> MATERIAL FOR THE TASK:

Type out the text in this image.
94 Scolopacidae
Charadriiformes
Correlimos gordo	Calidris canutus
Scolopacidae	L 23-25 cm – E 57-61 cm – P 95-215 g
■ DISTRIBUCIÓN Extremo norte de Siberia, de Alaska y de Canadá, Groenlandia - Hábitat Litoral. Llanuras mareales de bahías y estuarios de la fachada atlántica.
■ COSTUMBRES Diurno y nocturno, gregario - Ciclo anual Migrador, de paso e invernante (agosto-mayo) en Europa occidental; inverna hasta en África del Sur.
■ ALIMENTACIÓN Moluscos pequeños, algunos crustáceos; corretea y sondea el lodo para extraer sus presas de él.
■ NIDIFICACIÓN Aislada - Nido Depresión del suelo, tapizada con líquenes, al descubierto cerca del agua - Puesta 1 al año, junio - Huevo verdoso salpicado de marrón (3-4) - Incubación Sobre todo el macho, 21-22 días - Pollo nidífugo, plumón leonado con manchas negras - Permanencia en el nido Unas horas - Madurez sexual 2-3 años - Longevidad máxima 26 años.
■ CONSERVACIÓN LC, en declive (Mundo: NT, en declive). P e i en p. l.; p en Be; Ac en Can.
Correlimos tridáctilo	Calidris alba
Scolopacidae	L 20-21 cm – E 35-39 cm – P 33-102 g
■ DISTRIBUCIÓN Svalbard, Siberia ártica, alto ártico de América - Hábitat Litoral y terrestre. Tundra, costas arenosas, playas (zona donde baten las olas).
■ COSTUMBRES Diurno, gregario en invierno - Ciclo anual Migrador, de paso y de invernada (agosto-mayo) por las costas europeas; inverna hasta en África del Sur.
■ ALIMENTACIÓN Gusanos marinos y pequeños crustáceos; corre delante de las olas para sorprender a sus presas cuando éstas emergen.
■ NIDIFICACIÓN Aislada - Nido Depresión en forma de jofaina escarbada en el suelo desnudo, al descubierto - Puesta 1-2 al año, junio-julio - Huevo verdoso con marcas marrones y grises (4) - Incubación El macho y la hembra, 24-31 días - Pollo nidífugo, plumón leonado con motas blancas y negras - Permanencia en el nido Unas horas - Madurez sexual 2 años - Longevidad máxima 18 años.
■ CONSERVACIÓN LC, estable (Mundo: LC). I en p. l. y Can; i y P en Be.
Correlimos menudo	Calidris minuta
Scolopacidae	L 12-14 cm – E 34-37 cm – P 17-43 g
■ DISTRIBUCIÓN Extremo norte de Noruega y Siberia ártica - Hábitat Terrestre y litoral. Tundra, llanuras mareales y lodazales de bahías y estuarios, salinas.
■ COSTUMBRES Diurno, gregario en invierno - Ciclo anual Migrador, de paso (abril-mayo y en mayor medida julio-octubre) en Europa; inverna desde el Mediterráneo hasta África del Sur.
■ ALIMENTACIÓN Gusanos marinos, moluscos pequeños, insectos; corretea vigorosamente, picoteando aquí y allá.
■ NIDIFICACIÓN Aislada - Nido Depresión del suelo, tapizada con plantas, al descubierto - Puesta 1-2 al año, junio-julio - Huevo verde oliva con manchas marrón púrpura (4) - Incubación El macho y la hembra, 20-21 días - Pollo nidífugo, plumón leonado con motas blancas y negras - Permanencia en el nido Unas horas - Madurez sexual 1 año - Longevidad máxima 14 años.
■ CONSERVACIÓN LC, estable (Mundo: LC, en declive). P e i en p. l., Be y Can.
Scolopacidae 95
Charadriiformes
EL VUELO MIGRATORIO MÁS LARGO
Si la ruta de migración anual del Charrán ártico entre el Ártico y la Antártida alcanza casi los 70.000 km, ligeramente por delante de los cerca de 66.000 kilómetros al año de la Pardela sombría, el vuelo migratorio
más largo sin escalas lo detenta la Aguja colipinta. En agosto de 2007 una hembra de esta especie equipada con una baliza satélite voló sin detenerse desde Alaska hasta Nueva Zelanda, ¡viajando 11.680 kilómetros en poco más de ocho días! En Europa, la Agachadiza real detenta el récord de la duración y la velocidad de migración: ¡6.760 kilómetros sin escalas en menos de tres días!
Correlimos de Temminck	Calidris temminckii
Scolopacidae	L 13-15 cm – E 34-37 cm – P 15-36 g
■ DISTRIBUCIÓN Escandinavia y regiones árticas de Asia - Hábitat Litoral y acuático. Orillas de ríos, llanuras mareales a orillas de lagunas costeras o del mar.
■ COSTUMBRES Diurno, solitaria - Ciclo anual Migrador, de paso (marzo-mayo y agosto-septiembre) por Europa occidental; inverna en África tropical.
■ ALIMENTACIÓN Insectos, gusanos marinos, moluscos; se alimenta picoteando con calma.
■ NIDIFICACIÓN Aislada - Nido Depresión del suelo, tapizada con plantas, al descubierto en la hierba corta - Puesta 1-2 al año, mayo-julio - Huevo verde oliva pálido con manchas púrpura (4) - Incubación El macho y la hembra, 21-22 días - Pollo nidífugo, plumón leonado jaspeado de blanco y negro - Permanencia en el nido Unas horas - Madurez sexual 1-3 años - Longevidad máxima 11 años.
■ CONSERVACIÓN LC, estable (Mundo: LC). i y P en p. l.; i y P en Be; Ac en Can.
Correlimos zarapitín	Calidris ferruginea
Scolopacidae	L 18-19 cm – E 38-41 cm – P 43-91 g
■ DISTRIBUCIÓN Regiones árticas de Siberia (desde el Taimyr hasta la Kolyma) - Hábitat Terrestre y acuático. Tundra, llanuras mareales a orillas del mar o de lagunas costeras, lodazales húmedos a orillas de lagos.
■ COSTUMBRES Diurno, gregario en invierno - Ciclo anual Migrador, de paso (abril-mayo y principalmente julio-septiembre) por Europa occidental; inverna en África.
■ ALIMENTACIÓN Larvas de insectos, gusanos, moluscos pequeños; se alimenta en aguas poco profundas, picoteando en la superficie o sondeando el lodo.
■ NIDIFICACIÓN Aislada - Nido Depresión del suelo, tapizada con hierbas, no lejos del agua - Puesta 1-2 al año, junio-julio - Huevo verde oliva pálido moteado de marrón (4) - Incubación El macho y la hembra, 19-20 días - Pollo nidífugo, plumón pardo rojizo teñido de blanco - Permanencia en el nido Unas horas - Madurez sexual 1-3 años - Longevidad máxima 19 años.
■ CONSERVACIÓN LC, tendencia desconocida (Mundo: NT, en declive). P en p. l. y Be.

> PROBLEM DESCRIPTION: Copy out all of the data exactly, leaving nothing out.

> COMPLETE OUTPUT:
Type out the text in this image.
94 Scolopacidae
Charadriiformes
Correlimos gordo	Calidris canutus
Scolopacidae	L 23-25 cm – E 57-61 cm – P 95-215 g
■ DISTRIBUCIÓN Extremo norte de Siberia, de Alaska y de Canadá, Groenlandia - Hábitat Litoral. Llanuras mareales de bahías y estuarios de la fachada atlántica.
■ COSTUMBRES Diurno y nocturno, gregario - Ciclo anual Migrador, de paso e invernante (agosto-mayo) en Europa occidental; inverna hasta en África del Sur.
■ ALIMENTACIÓN Moluscos pequeños, algunos crustáceos; corretea y sondea el lodo para extraer sus presas de él.
■ NIDIFICACIÓN Aislada - Nido Depresión del suelo, tapizada con líquenes, al descubierto cerca del agua - Puesta 1 al año, junio - Huevo verdoso salpicado de marrón (3-4) - Incubación Sobre todo el macho, 21-22 días - Pollo nidífugo, plumón leonado con manchas negras - Permanencia en el nido Unas horas - Madurez sexual 2-3 años - Longevidad máxima 26 años.
■ CONSERVACIÓN LC, en declive (Mundo: NT, en declive). P e i en p. l.; p en Be; Ac en Can.
Correlimos tridáctilo	Calidris alba
Scolopacidae	L 20-21 cm – E 35-39 cm – P 33-102 g
■ DISTRIBUCIÓN Svalbard, Siberia ártica, alto ártico de América - Hábitat Litoral y terrestre. Tundra, costas arenosas, playas (zona donde baten las olas).
■ COSTUMBRES Diurno, gregario en invierno - Ciclo anual Migrador, de paso y de invernada (agosto-mayo) por las costas europeas; inverna hasta en África del Sur.
■ ALIMENTACIÓN Gusanos marinos y pequeños crustáceos; corre delante de las olas para sorprender a sus presas cuando éstas emergen.
■ NIDIFICACIÓN Aislada - Nido Depresión en forma de jofaina escarbada en el suelo desnudo, al descubierto - Puesta 1-2 al año, junio-julio - Huevo verdoso con marcas marrones y grises (4) - Incubación El macho y la hembra, 24-31 días - Pollo nidífugo, plumón leonado con motas blancas y negras - Permanencia en el nido Unas horas - Madurez sexual 2 años - Longevidad máxima 18 años.
■ CONSERVACIÓN LC, estable (Mundo: LC). I en p. l. y Can; i y P en Be.
Correlimos menudo	Calidris minuta
Scolopacidae	L 12-14 cm – E 34-37 cm – P 17-43 g
■ DISTRIBUCIÓN Extremo norte de Noruega y Siberia ártica - Hábitat Terrestre y litoral. Tundra, llanuras mareales y lodazales de bahías y estuarios, salinas.
■ COSTUMBRES Diurno, gregario en invierno - Ciclo anual Migrador, de paso (abril-mayo y en mayor medida julio-octubre) en Europa; inverna desde el Mediterráneo hasta África del Sur.
■ ALIMENTACIÓN Gusanos marinos, moluscos pequeños, insectos; corretea vigorosamente, picoteando aquí y allá.
■ NIDIFICACIÓN Aislada - Nido Depresión del suelo, tapizada con plantas, al descubierto - Puesta 1-2 al año, junio-julio - Huevo verde oliva con manchas marrón púrpura (4) - Incubación El macho y la hembra, 20-21 días - Pollo nidífugo, plumón leonado con motas blancas y negras - Permanencia en el nido Unas horas - Madurez sexual 1 año - Longevidad máxima 14 años.
■ CONSERVACIÓN LC, estable (Mundo: LC, en declive). P e i en p. l., Be y Can.
Scolopacidae 95
Charadriiformes
EL VUELO MIGRATORIO MÁS LARGO
Si la ruta de migración anual del Charrán ártico entre el Ártico y la Antártida alcanza casi los 70.000 km, ligeramente por delante de los cerca de 66.000 kilómetros al año de la Pardela sombría, el vuelo migratorio
más largo sin escalas lo detenta la Aguja colipinta. En agosto de 2007 una hembra de esta especie equipada con una baliza satélite voló sin detenerse desde Alaska hasta Nueva Zelanda, ¡viajando 11.680 kilómetros en poco más de ocho días! En Europa, la Agachadiza real detenta el récord de la duración y la velocidad de migración: ¡6.760 kilómetros sin escalas en menos de tres días!
Correlimos de Temminck	Calidris temminckii
Scolopacidae	L 13-15 cm – E 34-37 cm – P 15-36 g
■ DISTRIBUCIÓN Escandinavia y regiones árticas de Asia - Hábitat Litoral y acuático. Orillas de ríos, llanuras mareales a orillas de lagunas costeras o del mar.
■ COSTUMBRES Diurno, solitaria - Ciclo anual Migrador, de paso (marzo-mayo y agosto-septiembre) por Europa occidental; inverna en África tropical.
■ ALIMENTACIÓN Insectos, gusanos marinos, moluscos; se alimenta picoteando con calma.
■ NIDIFICACIÓN Aislada - Nido Depresión del suelo, tapizada con plantas, al descubierto en la hierba corta - Puesta 1-2 al año, mayo-julio - Huevo verde oliva pálido con manchas púrpura (4) - Incubación El macho y la hembra, 21-22 días - Pollo nidífugo, plumón leonado jaspeado de blanco y negro - Permanencia en el nido Unas horas - Madurez sexual 1-3 años - Longevidad máxima 11 años.
■ CONSERVACIÓN LC, estable (Mundo: LC). i y P en p. l.; i y P en Be; Ac en Can.
Correlimos zarapitín	Calidris ferruginea
Scolopacidae	L 18-19 cm – E 38-41 cm – P 43-91 g
■ DISTRIBUCIÓN Regiones árticas de Siberia (desde el Taimyr hasta la Kolyma) - Hábitat Terrestre y acuático. Tundra, llanuras mareales a orillas del mar o de lagunas costeras, lodazales húmedos a orillas de lagos.
■ COSTUMBRES Diurno, gregario en invierno - Ciclo anual Migrador, de paso (abril-mayo y principalmente julio-septiembre) por Europa occidental; inverna en África.
■ ALIMENTACIÓN Larvas de insectos, gusanos, moluscos pequeños; se alimenta en aguas poco profundas, picoteando en la superficie o sondeando el lodo.
■ NIDIFICACIÓN Aislada - Nido Depresión del suelo, tapizada con hierbas, no lejos del agua - Puesta 1-2 al año, junio-julio - Huevo verde oliva pálido moteado de marrón (4) - Incubación El macho y la hembra, 19-20 días - Pollo nidífugo, plumón pardo rojizo teñido de blanco - Permanencia en el nido Unas horas - Madurez sexual 1-3 años - Longevidad máxima 19 años.
■ CONSERVACIÓN LC, tendencia desconocida (Mundo: NT, en declive). P en p. l. y Be.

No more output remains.